Task to complete> Rewrite every line of the entries below as a numbered list, with blank lines omitted.

--- BEGIN Records to use ---

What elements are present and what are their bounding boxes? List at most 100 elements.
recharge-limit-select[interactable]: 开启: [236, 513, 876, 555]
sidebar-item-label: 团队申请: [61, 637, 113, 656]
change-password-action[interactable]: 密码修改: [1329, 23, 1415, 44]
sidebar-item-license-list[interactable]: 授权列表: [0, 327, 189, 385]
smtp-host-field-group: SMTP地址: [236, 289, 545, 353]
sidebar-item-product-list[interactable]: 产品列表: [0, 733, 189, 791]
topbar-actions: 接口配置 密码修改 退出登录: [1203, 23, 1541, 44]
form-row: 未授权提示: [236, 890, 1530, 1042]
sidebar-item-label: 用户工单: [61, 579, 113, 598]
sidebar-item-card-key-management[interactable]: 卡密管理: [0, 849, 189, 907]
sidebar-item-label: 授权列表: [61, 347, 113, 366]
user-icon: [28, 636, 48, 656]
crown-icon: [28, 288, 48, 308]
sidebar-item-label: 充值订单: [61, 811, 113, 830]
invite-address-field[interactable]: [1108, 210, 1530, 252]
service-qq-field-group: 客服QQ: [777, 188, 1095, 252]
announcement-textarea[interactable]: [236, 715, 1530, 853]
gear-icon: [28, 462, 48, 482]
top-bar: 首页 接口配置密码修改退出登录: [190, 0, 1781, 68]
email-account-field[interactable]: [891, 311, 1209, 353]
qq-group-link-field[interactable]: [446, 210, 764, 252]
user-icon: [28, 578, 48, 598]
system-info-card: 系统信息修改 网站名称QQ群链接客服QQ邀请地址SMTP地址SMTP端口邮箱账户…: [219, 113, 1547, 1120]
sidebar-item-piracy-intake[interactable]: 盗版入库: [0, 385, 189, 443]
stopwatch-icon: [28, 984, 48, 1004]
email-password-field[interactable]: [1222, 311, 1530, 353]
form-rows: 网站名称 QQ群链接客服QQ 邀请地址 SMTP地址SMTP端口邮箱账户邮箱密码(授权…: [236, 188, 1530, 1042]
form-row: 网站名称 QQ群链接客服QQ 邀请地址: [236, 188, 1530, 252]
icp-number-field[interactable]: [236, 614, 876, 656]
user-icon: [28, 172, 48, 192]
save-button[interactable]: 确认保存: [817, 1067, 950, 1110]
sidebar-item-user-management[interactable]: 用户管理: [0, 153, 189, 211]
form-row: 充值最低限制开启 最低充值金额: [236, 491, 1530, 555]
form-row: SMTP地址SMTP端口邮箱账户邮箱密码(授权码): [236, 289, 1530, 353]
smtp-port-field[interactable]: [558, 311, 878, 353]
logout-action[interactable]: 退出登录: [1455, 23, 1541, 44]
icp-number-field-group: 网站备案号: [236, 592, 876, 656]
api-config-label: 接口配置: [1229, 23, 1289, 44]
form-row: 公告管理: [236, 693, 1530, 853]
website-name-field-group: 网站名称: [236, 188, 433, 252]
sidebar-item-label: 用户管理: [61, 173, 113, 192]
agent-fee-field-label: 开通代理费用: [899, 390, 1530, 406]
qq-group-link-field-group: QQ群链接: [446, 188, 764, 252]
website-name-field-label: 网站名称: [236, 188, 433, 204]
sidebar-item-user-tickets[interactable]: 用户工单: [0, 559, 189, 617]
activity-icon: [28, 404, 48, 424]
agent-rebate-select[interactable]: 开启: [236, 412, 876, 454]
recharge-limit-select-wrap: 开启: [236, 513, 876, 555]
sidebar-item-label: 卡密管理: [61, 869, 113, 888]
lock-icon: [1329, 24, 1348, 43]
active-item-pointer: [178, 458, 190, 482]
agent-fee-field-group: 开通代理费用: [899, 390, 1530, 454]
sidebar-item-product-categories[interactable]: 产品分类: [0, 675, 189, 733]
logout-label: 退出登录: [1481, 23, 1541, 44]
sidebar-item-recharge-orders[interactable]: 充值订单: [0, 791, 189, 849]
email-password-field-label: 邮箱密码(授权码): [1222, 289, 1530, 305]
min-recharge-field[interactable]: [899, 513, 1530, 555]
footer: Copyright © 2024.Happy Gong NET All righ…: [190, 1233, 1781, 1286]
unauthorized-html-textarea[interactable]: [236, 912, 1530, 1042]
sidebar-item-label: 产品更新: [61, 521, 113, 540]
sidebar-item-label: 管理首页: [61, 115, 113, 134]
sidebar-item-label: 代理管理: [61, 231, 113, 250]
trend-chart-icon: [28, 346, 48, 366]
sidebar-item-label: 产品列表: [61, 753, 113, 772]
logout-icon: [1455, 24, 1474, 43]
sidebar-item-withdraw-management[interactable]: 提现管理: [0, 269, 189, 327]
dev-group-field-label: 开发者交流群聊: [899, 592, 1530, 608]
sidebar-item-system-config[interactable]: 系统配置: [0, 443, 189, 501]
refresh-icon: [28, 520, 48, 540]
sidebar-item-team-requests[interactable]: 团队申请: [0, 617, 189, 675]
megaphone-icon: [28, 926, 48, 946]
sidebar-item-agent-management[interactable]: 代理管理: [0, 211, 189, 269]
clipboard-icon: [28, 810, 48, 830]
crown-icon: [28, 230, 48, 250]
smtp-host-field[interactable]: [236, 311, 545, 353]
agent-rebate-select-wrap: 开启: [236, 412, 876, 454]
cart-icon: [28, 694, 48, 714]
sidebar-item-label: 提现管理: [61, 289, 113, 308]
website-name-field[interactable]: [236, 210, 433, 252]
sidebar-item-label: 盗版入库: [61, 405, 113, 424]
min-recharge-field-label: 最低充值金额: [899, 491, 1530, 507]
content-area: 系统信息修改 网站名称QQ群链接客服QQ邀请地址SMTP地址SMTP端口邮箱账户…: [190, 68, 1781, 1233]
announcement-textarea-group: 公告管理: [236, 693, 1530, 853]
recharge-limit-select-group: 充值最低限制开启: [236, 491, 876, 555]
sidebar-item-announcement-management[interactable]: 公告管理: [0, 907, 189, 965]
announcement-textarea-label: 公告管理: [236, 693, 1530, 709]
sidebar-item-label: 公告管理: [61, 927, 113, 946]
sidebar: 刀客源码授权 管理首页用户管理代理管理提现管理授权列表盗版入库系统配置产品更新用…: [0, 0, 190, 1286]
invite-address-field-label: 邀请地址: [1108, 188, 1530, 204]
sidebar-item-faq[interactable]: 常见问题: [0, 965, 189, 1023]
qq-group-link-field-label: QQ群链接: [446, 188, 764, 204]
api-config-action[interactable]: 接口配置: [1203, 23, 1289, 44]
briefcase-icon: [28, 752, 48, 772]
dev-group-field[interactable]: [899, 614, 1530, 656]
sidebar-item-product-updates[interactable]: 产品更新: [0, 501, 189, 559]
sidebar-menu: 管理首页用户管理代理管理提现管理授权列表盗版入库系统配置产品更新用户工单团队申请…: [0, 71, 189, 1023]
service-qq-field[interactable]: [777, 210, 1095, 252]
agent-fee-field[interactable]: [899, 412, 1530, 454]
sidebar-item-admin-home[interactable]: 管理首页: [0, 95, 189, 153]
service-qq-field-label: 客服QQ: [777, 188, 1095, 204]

--- END Records to use ---

Exercise output>
1. What elements are present and what are their bounding boxes? List at most 100 elements.
2. recharge-limit-select[interactable]: 开启: [236, 513, 876, 555]
3. sidebar-item-label: 团队申请: [61, 637, 113, 656]
4. change-password-action[interactable]: 密码修改: [1329, 23, 1415, 44]
5. sidebar-item-license-list[interactable]: 授权列表: [0, 327, 189, 385]
6. smtp-host-field-group: SMTP地址: [236, 289, 545, 353]
7. sidebar-item-product-list[interactable]: 产品列表: [0, 733, 189, 791]
8. topbar-actions: 接口配置 密码修改 退出登录: [1203, 23, 1541, 44]
9. form-row: 未授权提示: [236, 890, 1530, 1042]
10. sidebar-item-label: 用户工单: [61, 579, 113, 598]
11. sidebar-item-card-key-management[interactable]: 卡密管理: [0, 849, 189, 907]
12. sidebar-item-label: 授权列表: [61, 347, 113, 366]
13. user-icon: [28, 636, 48, 656]
14. crown-icon: [28, 288, 48, 308]
15. sidebar-item-label: 充值订单: [61, 811, 113, 830]
16. invite-address-field[interactable]: [1108, 210, 1530, 252]
17. service-qq-field-group: 客服QQ: [777, 188, 1095, 252]
18. announcement-textarea[interactable]: [236, 715, 1530, 853]
19. gear-icon: [28, 462, 48, 482]
20. top-bar: 首页 接口配置密码修改退出登录: [190, 0, 1781, 68]
21. email-account-field[interactable]: [891, 311, 1209, 353]
22. qq-group-link-field[interactable]: [446, 210, 764, 252]
23. user-icon: [28, 578, 48, 598]
24. system-info-card: 系统信息修改 网站名称QQ群链接客服QQ邀请地址SMTP地址SMTP端口邮箱账户…: [219, 113, 1547, 1120]
25. sidebar-item-piracy-intake[interactable]: 盗版入库: [0, 385, 189, 443]
26. stopwatch-icon: [28, 984, 48, 1004]
27. email-password-field[interactable]: [1222, 311, 1530, 353]
28. form-rows: 网站名称 QQ群链接客服QQ 邀请地址 SMTP地址SMTP端口邮箱账户邮箱密码(授权…: [236, 188, 1530, 1042]
29. form-row: 网站名称 QQ群链接客服QQ 邀请地址: [236, 188, 1530, 252]
30. icp-number-field[interactable]: [236, 614, 876, 656]
31. user-icon: [28, 172, 48, 192]
32. save-button[interactable]: 确认保存: [817, 1067, 950, 1110]
33. sidebar-item-user-management[interactable]: 用户管理: [0, 153, 189, 211]
34. form-row: 充值最低限制开启 最低充值金额: [236, 491, 1530, 555]
35. form-row: SMTP地址SMTP端口邮箱账户邮箱密码(授权码): [236, 289, 1530, 353]
36. smtp-port-field[interactable]: [558, 311, 878, 353]
37. logout-action[interactable]: 退出登录: [1455, 23, 1541, 44]
38. icp-number-field-group: 网站备案号: [236, 592, 876, 656]
39. api-config-label: 接口配置: [1229, 23, 1289, 44]
40. form-row: 公告管理: [236, 693, 1530, 853]
41. website-name-field-group: 网站名称: [236, 188, 433, 252]
42. sidebar-item-label: 用户管理: [61, 173, 113, 192]
43. agent-fee-field-label: 开通代理费用: [899, 390, 1530, 406]
44. qq-group-link-field-group: QQ群链接: [446, 188, 764, 252]
45. website-name-field-label: 网站名称: [236, 188, 433, 204]
46. sidebar-item-user-tickets[interactable]: 用户工单: [0, 559, 189, 617]
47. activity-icon: [28, 404, 48, 424]
48. agent-rebate-select[interactable]: 开启: [236, 412, 876, 454]
49. recharge-limit-select-wrap: 开启: [236, 513, 876, 555]
50. sidebar-item-label: 卡密管理: [61, 869, 113, 888]
51. lock-icon: [1329, 24, 1348, 43]
52. active-item-pointer: [178, 458, 190, 482]
53. agent-fee-field-group: 开通代理费用: [899, 390, 1530, 454]
54. sidebar-item-product-categories[interactable]: 产品分类: [0, 675, 189, 733]
55. logout-label: 退出登录: [1481, 23, 1541, 44]
56. sidebar-item-recharge-orders[interactable]: 充值订单: [0, 791, 189, 849]
57. email-password-field-label: 邮箱密码(授权码): [1222, 289, 1530, 305]
58. min-recharge-field[interactable]: [899, 513, 1530, 555]
59. footer: Copyright © 2024.Happy Gong NET All righ…: [190, 1233, 1781, 1286]
60. unauthorized-html-textarea[interactable]: [236, 912, 1530, 1042]
61. sidebar-item-label: 产品更新: [61, 521, 113, 540]
62. sidebar-item-label: 管理首页: [61, 115, 113, 134]
63. sidebar-item-label: 代理管理: [61, 231, 113, 250]
64. trend-chart-icon: [28, 346, 48, 366]
65. sidebar-item-label: 产品列表: [61, 753, 113, 772]
66. logout-icon: [1455, 24, 1474, 43]
67. sidebar-item-withdraw-management[interactable]: 提现管理: [0, 269, 189, 327]
68. dev-group-field-label: 开发者交流群聊: [899, 592, 1530, 608]
69. sidebar-item-system-config[interactable]: 系统配置: [0, 443, 189, 501]
70. refresh-icon: [28, 520, 48, 540]
71. sidebar-item-team-requests[interactable]: 团队申请: [0, 617, 189, 675]
72. megaphone-icon: [28, 926, 48, 946]
73. sidebar-item-agent-management[interactable]: 代理管理: [0, 211, 189, 269]
74. clipboard-icon: [28, 810, 48, 830]
75. crown-icon: [28, 230, 48, 250]
76. smtp-host-field[interactable]: [236, 311, 545, 353]
77. agent-rebate-select-wrap: 开启: [236, 412, 876, 454]
78. cart-icon: [28, 694, 48, 714]
79. sidebar-item-label: 提现管理: [61, 289, 113, 308]
80. website-name-field[interactable]: [236, 210, 433, 252]
81. sidebar-item-label: 盗版入库: [61, 405, 113, 424]
82. min-recharge-field-label: 最低充值金额: [899, 491, 1530, 507]
83. content-area: 系统信息修改 网站名称QQ群链接客服QQ邀请地址SMTP地址SMTP端口邮箱账户…: [190, 68, 1781, 1233]
84. announcement-textarea-group: 公告管理: [236, 693, 1530, 853]
85. recharge-limit-select-group: 充值最低限制开启: [236, 491, 876, 555]
86. sidebar-item-announcement-management[interactable]: 公告管理: [0, 907, 189, 965]
87. announcement-textarea-label: 公告管理: [236, 693, 1530, 709]
88. sidebar-item-label: 公告管理: [61, 927, 113, 946]
89. sidebar: 刀客源码授权 管理首页用户管理代理管理提现管理授权列表盗版入库系统配置产品更新用…: [0, 0, 190, 1286]
90. invite-address-field-label: 邀请地址: [1108, 188, 1530, 204]
91. sidebar-item-faq[interactable]: 常见问题: [0, 965, 189, 1023]
92. qq-group-link-field-label: QQ群链接: [446, 188, 764, 204]
93. api-config-action[interactable]: 接口配置: [1203, 23, 1289, 44]
94. briefcase-icon: [28, 752, 48, 772]
95. dev-group-field[interactable]: [899, 614, 1530, 656]
96. sidebar-item-product-updates[interactable]: 产品更新: [0, 501, 189, 559]
97. sidebar-menu: 管理首页用户管理代理管理提现管理授权列表盗版入库系统配置产品更新用户工单团队申请…: [0, 71, 189, 1023]
98. service-qq-field[interactable]: [777, 210, 1095, 252]
99. agent-fee-field[interactable]: [899, 412, 1530, 454]
100. sidebar-item-admin-home[interactable]: 管理首页: [0, 95, 189, 153]
101. service-qq-field-label: 客服QQ: [777, 188, 1095, 204]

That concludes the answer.